> PROVIDED RECORDS:
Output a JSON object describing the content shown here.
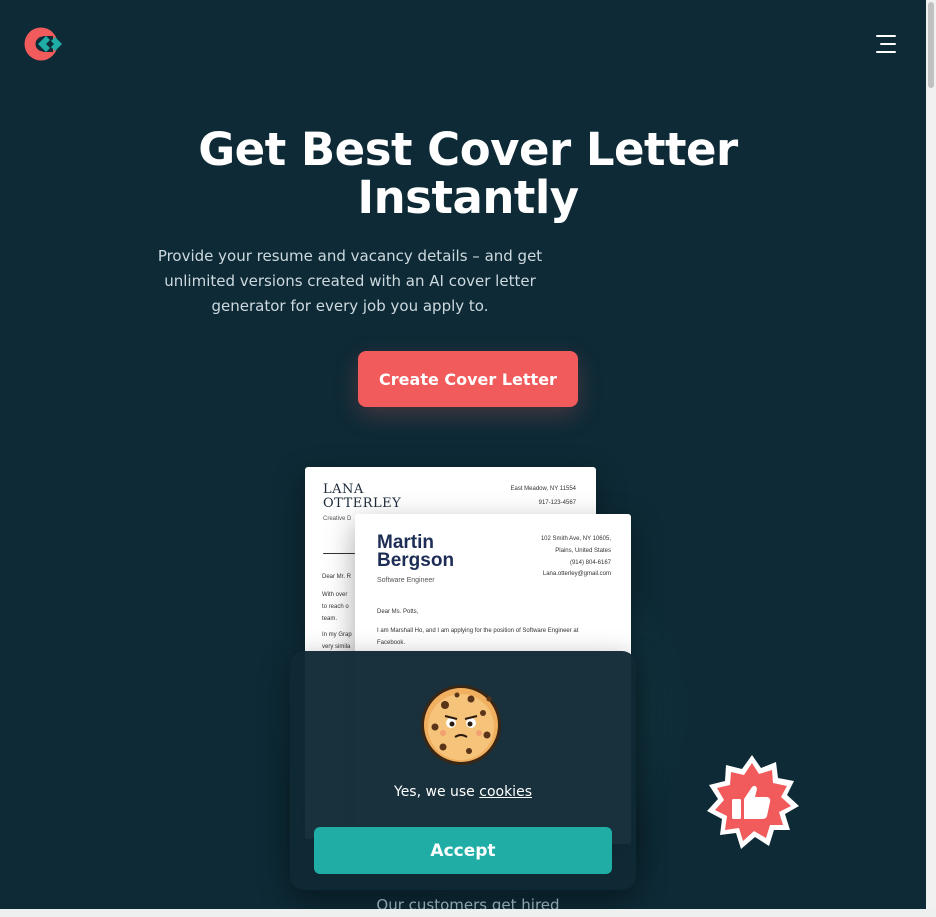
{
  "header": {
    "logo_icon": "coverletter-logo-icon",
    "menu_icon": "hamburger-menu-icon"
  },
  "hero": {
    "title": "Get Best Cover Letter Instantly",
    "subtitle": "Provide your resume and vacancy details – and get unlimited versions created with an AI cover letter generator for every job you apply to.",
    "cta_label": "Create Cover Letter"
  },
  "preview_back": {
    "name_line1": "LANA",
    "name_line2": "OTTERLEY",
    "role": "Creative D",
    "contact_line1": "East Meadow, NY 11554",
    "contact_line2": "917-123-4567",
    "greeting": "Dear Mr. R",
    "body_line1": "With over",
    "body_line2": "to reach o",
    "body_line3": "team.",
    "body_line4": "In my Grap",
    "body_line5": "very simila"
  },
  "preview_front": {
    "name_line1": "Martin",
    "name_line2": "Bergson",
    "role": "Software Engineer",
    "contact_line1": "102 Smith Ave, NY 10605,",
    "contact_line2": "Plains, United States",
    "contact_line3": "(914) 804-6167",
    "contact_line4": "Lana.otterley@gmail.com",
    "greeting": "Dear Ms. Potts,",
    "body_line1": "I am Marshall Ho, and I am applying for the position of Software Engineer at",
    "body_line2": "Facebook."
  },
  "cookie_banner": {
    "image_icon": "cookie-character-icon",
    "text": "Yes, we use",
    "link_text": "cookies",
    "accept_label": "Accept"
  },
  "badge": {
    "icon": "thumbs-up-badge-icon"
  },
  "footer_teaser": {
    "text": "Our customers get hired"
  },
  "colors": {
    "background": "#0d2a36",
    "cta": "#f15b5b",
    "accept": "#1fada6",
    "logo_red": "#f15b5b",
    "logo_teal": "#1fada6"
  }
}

> DIRECTIVE: Give a single number: the count of lines above that include the word "greeting".

> RESULT OF THIS EXERCISE: 2